▶ _Task directions_
Scan the data below for the string "name". Copy every line where it appears.

++++ Data for this exercise ++++

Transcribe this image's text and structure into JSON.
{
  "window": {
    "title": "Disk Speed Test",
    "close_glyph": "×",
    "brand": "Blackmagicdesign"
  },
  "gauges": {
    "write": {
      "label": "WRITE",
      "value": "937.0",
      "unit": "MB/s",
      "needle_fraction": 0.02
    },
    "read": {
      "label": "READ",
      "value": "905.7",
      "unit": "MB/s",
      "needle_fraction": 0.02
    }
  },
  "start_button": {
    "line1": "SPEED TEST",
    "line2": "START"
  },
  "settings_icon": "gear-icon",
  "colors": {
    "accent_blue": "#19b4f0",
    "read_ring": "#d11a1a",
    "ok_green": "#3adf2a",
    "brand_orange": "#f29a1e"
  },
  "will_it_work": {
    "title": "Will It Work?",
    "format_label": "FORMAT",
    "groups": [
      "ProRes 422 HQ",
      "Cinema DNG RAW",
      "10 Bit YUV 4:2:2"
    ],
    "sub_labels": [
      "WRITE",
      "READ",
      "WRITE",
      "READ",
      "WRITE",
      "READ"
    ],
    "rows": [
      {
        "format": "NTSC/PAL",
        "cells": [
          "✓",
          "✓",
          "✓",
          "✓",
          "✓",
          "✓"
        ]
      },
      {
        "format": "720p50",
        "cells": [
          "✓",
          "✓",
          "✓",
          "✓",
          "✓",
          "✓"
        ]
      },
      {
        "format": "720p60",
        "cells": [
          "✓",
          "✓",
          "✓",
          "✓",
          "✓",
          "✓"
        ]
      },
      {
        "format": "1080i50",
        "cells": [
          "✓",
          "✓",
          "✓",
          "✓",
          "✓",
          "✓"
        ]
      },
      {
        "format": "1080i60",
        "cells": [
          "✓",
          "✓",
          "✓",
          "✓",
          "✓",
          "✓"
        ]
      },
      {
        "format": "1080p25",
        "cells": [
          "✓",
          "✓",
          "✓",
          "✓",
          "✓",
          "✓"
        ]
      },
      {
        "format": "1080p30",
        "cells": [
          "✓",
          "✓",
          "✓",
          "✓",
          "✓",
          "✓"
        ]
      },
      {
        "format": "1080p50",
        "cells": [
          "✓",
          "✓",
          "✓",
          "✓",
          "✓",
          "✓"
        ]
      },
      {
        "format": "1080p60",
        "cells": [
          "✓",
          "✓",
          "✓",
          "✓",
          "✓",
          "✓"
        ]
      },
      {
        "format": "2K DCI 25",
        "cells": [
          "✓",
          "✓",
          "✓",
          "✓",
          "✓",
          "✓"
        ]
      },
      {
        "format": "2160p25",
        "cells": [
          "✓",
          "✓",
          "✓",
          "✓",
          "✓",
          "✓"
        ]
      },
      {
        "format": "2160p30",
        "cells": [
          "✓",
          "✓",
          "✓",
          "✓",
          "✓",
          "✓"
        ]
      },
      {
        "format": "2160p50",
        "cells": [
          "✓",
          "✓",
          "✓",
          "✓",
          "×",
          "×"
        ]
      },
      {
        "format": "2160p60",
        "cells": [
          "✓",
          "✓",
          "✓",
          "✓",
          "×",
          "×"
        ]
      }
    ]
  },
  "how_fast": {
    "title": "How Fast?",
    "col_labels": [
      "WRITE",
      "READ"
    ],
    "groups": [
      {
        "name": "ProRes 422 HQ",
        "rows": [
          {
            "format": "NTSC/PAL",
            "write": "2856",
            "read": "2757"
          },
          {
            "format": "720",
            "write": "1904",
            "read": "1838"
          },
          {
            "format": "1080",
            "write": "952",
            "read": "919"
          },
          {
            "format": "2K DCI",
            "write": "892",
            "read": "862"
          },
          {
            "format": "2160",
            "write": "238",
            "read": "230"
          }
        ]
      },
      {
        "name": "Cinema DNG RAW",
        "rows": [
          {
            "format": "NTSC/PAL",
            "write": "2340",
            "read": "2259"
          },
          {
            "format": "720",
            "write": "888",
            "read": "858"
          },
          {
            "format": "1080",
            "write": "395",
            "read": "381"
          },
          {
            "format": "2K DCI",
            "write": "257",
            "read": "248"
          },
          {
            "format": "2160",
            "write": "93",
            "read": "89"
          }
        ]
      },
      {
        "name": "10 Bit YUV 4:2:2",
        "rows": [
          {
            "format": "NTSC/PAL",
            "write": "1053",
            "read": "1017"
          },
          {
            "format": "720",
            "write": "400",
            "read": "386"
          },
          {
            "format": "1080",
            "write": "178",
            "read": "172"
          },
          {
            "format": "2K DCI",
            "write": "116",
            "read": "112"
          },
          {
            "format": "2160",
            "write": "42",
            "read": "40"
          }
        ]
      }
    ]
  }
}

++++

▶ _Correct result_
        "name": "ProRes 422 HQ",
        "name": "Cinema DNG RAW",
        "name": "10 Bit YUV 4:2:2",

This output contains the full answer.